SHORT EXERCISE
Give back all the data exactly, line by line.

Stored records
· · · ·

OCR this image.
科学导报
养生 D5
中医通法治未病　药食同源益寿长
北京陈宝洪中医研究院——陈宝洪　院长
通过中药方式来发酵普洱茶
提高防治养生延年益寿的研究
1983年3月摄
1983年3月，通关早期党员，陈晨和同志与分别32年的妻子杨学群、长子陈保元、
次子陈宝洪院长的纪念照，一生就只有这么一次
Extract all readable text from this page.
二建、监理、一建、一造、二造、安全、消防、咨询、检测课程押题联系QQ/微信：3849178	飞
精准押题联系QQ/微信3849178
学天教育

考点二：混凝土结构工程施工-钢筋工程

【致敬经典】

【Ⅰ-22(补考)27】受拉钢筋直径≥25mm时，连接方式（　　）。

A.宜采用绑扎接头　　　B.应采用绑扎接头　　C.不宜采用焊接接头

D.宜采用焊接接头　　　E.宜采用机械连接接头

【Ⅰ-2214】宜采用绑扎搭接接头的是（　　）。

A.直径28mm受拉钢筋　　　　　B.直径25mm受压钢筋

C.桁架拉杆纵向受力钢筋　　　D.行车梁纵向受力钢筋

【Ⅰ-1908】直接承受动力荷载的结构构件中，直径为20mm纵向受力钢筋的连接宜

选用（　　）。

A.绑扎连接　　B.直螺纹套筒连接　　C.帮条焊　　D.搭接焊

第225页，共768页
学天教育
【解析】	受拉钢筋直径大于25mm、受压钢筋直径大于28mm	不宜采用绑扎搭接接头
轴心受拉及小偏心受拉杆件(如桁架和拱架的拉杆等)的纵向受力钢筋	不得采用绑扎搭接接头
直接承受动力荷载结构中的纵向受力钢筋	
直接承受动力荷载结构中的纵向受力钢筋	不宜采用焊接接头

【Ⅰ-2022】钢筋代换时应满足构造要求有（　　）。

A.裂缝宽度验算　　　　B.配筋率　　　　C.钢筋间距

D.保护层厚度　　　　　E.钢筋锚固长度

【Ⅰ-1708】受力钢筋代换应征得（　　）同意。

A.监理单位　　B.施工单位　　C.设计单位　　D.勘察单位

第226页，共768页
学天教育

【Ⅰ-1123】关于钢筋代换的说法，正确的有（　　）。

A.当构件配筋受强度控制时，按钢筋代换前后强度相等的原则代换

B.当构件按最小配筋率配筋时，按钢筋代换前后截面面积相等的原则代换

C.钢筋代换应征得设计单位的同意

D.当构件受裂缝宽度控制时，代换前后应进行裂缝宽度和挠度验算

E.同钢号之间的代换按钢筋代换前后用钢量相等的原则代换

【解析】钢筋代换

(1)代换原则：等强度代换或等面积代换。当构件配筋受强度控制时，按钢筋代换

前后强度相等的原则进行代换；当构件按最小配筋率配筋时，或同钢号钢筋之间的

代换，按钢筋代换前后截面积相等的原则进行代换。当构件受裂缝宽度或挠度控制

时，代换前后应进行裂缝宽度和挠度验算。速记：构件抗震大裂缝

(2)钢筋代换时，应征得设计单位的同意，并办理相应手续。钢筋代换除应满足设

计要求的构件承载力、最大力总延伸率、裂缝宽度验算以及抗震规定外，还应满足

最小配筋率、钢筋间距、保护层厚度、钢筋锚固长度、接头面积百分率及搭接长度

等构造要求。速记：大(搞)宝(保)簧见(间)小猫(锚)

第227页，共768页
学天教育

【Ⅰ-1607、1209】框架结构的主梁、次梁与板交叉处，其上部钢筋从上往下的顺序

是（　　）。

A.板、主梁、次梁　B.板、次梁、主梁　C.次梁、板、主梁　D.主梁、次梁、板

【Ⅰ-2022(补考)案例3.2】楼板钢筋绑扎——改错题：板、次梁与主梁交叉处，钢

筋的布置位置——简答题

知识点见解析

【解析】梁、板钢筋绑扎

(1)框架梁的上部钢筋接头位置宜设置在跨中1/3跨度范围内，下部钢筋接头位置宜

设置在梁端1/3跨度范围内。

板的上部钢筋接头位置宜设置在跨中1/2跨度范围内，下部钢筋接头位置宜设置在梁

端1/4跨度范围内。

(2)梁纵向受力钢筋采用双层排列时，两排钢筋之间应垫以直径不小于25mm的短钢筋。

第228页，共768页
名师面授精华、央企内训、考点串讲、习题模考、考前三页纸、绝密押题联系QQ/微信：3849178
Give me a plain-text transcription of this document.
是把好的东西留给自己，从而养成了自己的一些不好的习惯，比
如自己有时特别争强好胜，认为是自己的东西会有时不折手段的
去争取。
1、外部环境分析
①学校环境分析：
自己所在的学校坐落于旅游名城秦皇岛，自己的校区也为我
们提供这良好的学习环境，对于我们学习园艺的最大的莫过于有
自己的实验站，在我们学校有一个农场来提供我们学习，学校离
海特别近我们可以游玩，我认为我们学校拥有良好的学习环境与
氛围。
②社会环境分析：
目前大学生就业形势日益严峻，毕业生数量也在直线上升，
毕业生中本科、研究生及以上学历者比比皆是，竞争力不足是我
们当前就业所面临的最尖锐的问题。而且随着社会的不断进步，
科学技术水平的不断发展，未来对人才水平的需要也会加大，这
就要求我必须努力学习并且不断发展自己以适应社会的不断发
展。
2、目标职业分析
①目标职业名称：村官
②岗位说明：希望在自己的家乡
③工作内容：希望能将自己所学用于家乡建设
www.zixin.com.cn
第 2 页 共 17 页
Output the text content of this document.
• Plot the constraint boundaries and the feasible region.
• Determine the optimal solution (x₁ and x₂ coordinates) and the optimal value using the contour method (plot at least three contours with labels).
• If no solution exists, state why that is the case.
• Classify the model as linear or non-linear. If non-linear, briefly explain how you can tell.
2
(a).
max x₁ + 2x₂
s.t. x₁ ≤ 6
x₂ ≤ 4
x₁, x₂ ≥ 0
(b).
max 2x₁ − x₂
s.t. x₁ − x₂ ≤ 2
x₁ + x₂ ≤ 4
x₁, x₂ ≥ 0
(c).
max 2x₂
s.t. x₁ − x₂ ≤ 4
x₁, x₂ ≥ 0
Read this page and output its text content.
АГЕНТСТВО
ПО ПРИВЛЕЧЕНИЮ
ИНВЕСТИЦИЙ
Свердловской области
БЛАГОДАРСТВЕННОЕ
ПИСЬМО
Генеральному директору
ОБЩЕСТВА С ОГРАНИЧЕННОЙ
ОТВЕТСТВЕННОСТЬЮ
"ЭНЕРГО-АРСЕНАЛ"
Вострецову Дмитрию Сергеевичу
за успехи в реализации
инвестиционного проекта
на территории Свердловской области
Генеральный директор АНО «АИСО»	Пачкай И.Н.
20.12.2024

· · · ·

WRITTEN REPLY
OCR this image.
科学导报
养生 D5
中医通法治未病　药食同源益寿长
北京陈宝洪中医研究院——陈宝洪　院长
通过中药方式来发酵普洱茶
提高防治养生延年益寿的研究
1983年3月摄
1983年3月，通关早期党员，陈晨和同志与分别32年的妻子杨学群、长子陈保元、
次子陈宝洪院长的纪念照，一生就只有这么一次
Extract all readable text from this page.
二建、监理、一建、一造、二造、安全、消防、咨询、检测课程押题联系QQ/微信：3849178	飞
精准押题联系QQ/微信3849178
学天教育

考点二：混凝土结构工程施工-钢筋工程

【致敬经典】

【Ⅰ-22(补考)27】受拉钢筋直径≥25mm时，连接方式（　　）。

A.宜采用绑扎接头　　　B.应采用绑扎接头　　C.不宜采用焊接接头

D.宜采用焊接接头　　　E.宜采用机械连接接头

【Ⅰ-2214】宜采用绑扎搭接接头的是（　　）。

A.直径28mm受拉钢筋　　　　　B.直径25mm受压钢筋

C.桁架拉杆纵向受力钢筋　　　D.行车梁纵向受力钢筋

【Ⅰ-1908】直接承受动力荷载的结构构件中，直径为20mm纵向受力钢筋的连接宜

选用（　　）。

A.绑扎连接　　B.直螺纹套筒连接　　C.帮条焊　　D.搭接焊

第225页，共768页
学天教育
【解析】	受拉钢筋直径大于25mm、受压钢筋直径大于28mm	不宜采用绑扎搭接接头
轴心受拉及小偏心受拉杆件(如桁架和拱架的拉杆等)的纵向受力钢筋	不得采用绑扎搭接接头
直接承受动力荷载结构中的纵向受力钢筋	
直接承受动力荷载结构中的纵向受力钢筋	不宜采用焊接接头

【Ⅰ-2022】钢筋代换时应满足构造要求有（　　）。

A.裂缝宽度验算　　　　B.配筋率　　　　C.钢筋间距

D.保护层厚度　　　　　E.钢筋锚固长度

【Ⅰ-1708】受力钢筋代换应征得（　　）同意。

A.监理单位　　B.施工单位　　C.设计单位　　D.勘察单位

第226页，共768页
学天教育

【Ⅰ-1123】关于钢筋代换的说法，正确的有（　　）。

A.当构件配筋受强度控制时，按钢筋代换前后强度相等的原则代换

B.当构件按最小配筋率配筋时，按钢筋代换前后截面面积相等的原则代换

C.钢筋代换应征得设计单位的同意

D.当构件受裂缝宽度控制时，代换前后应进行裂缝宽度和挠度验算

E.同钢号之间的代换按钢筋代换前后用钢量相等的原则代换

【解析】钢筋代换

(1)代换原则：等强度代换或等面积代换。当构件配筋受强度控制时，按钢筋代换

前后强度相等的原则进行代换；当构件按最小配筋率配筋时，或同钢号钢筋之间的

代换，按钢筋代换前后截面积相等的原则进行代换。当构件受裂缝宽度或挠度控制

时，代换前后应进行裂缝宽度和挠度验算。速记：构件抗震大裂缝

(2)钢筋代换时，应征得设计单位的同意，并办理相应手续。钢筋代换除应满足设

计要求的构件承载力、最大力总延伸率、裂缝宽度验算以及抗震规定外，还应满足

最小配筋率、钢筋间距、保护层厚度、钢筋锚固长度、接头面积百分率及搭接长度

等构造要求。速记：大(搞)宝(保)簧见(间)小猫(锚)

第227页，共768页
学天教育

【Ⅰ-1607、1209】框架结构的主梁、次梁与板交叉处，其上部钢筋从上往下的顺序

是（　　）。

A.板、主梁、次梁　B.板、次梁、主梁　C.次梁、板、主梁　D.主梁、次梁、板

【Ⅰ-2022(补考)案例3.2】楼板钢筋绑扎——改错题：板、次梁与主梁交叉处，钢

筋的布置位置——简答题

知识点见解析

【解析】梁、板钢筋绑扎

(1)框架梁的上部钢筋接头位置宜设置在跨中1/3跨度范围内，下部钢筋接头位置宜

设置在梁端1/3跨度范围内。

板的上部钢筋接头位置宜设置在跨中1/2跨度范围内，下部钢筋接头位置宜设置在梁

端1/4跨度范围内。

(2)梁纵向受力钢筋采用双层排列时，两排钢筋之间应垫以直径不小于25mm的短钢筋。

第228页，共768页
名师面授精华、央企内训、考点串讲、习题模考、考前三页纸、绝密押题联系QQ/微信：3849178
Give me a plain-text transcription of this document.
是把好的东西留给自己，从而养成了自己的一些不好的习惯，比
如自己有时特别争强好胜，认为是自己的东西会有时不折手段的
去争取。
1、外部环境分析
①学校环境分析：
自己所在的学校坐落于旅游名城秦皇岛，自己的校区也为我
们提供这良好的学习环境，对于我们学习园艺的最大的莫过于有
自己的实验站，在我们学校有一个农场来提供我们学习，学校离
海特别近我们可以游玩，我认为我们学校拥有良好的学习环境与
氛围。
②社会环境分析：
目前大学生就业形势日益严峻，毕业生数量也在直线上升，
毕业生中本科、研究生及以上学历者比比皆是，竞争力不足是我
们当前就业所面临的最尖锐的问题。而且随着社会的不断进步，
科学技术水平的不断发展，未来对人才水平的需要也会加大，这
就要求我必须努力学习并且不断发展自己以适应社会的不断发
展。
2、目标职业分析
①目标职业名称：村官
②岗位说明：希望在自己的家乡
③工作内容：希望能将自己所学用于家乡建设
www.zixin.com.cn
第 2 页 共 17 页
Output the text content of this document.
• Plot the constraint boundaries and the feasible region.
• Determine the optimal solution (x₁ and x₂ coordinates) and the optimal value using the contour method (plot at least three contours with labels).
• If no solution exists, state why that is the case.
• Classify the model as linear or non-linear. If non-linear, briefly explain how you can tell.
2
(a).
max x₁ + 2x₂
s.t. x₁ ≤ 6
x₂ ≤ 4
x₁, x₂ ≥ 0
(b).
max 2x₁ − x₂
s.t. x₁ − x₂ ≤ 2
x₁ + x₂ ≤ 4
x₁, x₂ ≥ 0
(c).
max 2x₂
s.t. x₁ − x₂ ≤ 4
x₁, x₂ ≥ 0
Read this page and output its text content.
АГЕНТСТВО
ПО ПРИВЛЕЧЕНИЮ
ИНВЕСТИЦИЙ
Свердловской области
БЛАГОДАРСТВЕННОЕ
ПИСЬМО
Генеральному директору
ОБЩЕСТВА С ОГРАНИЧЕННОЙ
ОТВЕТСТВЕННОСТЬЮ
"ЭНЕРГО-АРСЕНАЛ"
Вострецову Дмитрию Сергеевичу
за успехи в реализации
инвестиционного проекта
на территории Свердловской области
Генеральный директор АНО «АИСО»	Пачкай И.Н.
20.12.2024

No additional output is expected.